WORK INSTRUCTIONS | Records follow. Select each line holding "issues".

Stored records

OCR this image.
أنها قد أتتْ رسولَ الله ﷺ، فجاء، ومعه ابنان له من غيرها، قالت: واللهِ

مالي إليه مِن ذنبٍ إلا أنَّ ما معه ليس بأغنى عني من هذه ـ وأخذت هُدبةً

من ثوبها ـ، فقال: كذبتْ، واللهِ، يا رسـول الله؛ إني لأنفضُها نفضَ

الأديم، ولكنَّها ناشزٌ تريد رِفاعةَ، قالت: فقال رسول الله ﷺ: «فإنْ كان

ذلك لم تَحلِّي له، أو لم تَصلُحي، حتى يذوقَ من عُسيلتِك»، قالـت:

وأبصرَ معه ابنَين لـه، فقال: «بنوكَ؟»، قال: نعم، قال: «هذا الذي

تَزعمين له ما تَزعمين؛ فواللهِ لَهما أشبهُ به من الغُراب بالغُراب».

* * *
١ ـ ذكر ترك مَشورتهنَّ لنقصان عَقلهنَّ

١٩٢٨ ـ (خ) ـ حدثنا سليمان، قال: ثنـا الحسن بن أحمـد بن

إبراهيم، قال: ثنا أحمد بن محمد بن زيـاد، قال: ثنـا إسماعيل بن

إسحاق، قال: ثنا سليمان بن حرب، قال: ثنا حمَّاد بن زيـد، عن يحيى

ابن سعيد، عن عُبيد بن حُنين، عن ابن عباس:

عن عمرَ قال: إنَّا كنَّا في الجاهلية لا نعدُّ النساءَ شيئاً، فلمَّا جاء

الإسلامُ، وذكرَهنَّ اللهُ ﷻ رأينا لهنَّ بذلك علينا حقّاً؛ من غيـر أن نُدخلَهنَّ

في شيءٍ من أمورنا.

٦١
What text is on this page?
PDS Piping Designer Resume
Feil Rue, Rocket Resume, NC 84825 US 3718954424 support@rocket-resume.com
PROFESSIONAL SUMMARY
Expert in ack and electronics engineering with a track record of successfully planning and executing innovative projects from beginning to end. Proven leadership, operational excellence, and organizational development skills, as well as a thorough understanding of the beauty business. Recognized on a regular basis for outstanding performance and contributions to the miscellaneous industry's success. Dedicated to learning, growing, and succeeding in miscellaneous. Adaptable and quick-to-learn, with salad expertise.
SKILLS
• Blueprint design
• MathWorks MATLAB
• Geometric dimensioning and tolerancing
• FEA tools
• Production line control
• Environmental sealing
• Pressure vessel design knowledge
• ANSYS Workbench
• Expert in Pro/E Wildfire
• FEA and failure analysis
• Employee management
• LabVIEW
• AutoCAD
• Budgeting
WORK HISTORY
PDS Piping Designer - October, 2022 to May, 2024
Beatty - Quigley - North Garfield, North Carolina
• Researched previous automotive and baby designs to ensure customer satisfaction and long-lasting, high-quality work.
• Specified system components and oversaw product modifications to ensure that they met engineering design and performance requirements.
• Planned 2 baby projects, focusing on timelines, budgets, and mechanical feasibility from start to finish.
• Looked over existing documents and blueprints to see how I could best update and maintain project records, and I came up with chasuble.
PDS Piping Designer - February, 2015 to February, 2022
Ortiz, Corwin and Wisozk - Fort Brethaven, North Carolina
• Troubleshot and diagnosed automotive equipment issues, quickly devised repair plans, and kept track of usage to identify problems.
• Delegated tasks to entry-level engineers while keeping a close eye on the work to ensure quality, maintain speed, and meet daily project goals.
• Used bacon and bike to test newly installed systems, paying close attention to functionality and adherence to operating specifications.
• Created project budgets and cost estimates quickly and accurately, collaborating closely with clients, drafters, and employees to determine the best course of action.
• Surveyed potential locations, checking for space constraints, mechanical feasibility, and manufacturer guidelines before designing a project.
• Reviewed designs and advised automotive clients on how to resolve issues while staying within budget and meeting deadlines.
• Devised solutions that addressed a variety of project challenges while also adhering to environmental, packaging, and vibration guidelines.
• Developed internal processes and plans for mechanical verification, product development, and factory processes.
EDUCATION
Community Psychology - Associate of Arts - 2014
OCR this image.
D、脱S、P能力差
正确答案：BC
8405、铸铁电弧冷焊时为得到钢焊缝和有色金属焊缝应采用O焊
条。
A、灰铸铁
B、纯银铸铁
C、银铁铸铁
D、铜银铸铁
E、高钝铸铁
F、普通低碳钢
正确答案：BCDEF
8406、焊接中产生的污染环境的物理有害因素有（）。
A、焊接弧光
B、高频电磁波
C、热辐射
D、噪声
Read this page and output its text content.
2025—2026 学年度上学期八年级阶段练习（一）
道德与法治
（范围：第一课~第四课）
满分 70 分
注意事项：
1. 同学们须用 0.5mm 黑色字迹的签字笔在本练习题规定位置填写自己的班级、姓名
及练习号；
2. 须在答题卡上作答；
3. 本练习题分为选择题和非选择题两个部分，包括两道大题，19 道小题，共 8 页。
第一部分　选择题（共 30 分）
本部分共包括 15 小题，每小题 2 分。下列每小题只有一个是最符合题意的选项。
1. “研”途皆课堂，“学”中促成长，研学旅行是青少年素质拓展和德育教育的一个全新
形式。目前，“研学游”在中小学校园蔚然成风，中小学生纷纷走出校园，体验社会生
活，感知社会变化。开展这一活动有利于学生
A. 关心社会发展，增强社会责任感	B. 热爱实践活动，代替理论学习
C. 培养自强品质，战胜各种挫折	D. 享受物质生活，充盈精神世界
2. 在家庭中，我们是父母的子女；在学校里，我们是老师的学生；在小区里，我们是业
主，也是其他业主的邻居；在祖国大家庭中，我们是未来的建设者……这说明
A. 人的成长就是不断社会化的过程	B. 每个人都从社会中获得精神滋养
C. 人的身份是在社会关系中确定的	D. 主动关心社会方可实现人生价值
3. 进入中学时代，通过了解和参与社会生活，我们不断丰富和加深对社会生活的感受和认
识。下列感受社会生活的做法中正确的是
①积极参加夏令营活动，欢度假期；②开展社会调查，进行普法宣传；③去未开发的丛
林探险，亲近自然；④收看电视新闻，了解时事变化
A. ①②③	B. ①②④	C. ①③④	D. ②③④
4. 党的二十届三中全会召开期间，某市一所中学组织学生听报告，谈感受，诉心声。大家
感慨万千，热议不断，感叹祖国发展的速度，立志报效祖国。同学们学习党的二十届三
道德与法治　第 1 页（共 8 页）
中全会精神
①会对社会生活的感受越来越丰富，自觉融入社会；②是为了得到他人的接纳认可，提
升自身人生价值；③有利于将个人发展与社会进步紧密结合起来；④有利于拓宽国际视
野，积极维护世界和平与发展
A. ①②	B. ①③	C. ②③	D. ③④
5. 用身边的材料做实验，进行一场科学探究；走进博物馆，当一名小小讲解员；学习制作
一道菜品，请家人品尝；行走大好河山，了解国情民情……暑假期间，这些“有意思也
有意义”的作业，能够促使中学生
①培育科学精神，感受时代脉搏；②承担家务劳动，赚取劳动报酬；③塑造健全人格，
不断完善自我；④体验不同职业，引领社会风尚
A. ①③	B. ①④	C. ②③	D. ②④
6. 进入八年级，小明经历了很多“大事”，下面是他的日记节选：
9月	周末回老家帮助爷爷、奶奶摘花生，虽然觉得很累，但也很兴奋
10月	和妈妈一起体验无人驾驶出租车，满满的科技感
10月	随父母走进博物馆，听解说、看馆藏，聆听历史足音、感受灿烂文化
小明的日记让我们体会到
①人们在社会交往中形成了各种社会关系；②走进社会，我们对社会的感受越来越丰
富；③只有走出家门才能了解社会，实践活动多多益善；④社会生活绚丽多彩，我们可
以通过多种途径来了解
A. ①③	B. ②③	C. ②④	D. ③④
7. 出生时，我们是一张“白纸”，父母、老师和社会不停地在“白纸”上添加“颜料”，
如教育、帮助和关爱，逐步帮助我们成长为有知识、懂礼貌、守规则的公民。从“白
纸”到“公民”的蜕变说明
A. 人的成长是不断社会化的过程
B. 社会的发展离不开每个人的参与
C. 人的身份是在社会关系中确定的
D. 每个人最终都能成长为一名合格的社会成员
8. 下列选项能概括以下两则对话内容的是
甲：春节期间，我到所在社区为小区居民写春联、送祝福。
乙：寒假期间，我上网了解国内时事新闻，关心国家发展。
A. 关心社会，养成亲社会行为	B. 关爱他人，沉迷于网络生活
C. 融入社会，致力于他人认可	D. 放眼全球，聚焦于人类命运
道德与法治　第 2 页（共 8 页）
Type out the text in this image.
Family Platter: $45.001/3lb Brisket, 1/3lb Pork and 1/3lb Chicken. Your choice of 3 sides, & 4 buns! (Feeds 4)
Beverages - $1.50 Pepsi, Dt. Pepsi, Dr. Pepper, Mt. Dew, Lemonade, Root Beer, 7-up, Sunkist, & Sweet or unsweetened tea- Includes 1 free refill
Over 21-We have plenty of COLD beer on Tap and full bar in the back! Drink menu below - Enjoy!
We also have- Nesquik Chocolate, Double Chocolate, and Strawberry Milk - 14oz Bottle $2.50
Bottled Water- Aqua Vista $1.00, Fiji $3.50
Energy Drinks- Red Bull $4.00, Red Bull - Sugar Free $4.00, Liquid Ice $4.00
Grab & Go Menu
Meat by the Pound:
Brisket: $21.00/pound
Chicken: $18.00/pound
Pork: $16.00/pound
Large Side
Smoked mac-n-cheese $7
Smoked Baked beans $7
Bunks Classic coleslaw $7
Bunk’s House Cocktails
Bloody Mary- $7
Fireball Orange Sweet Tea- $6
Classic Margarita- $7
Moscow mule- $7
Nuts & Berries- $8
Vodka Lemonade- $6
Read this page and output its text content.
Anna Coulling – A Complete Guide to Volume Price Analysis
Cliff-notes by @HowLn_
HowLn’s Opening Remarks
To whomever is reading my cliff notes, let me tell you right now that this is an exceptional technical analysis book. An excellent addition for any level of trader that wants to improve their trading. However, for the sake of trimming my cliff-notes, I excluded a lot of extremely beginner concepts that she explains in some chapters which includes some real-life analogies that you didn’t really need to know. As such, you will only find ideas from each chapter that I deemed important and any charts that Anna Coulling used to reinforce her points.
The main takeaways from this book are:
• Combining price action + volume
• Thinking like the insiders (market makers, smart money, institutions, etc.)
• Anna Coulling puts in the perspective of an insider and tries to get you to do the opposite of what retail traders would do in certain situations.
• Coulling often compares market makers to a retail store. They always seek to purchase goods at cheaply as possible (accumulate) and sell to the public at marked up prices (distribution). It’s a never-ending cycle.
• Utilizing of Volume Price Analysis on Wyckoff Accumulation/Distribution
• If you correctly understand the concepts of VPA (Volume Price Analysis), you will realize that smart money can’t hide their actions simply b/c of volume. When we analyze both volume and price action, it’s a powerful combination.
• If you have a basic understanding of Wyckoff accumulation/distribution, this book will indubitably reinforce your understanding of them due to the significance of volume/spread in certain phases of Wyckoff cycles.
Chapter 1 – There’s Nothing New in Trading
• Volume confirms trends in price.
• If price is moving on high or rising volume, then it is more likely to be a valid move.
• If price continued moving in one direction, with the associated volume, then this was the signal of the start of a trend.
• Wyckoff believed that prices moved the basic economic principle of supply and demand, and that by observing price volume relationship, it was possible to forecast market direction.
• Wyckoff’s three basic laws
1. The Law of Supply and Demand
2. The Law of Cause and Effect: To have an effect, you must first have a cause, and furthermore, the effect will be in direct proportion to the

WRITTEN REPLY |
• Troubleshot and diagnosed automotive equipment issues, quickly devised repair plans, and kept track of usage to identify problems.
• Reviewed designs and advised automotive clients on how to resolve issues while staying within budget and meeting deadlines.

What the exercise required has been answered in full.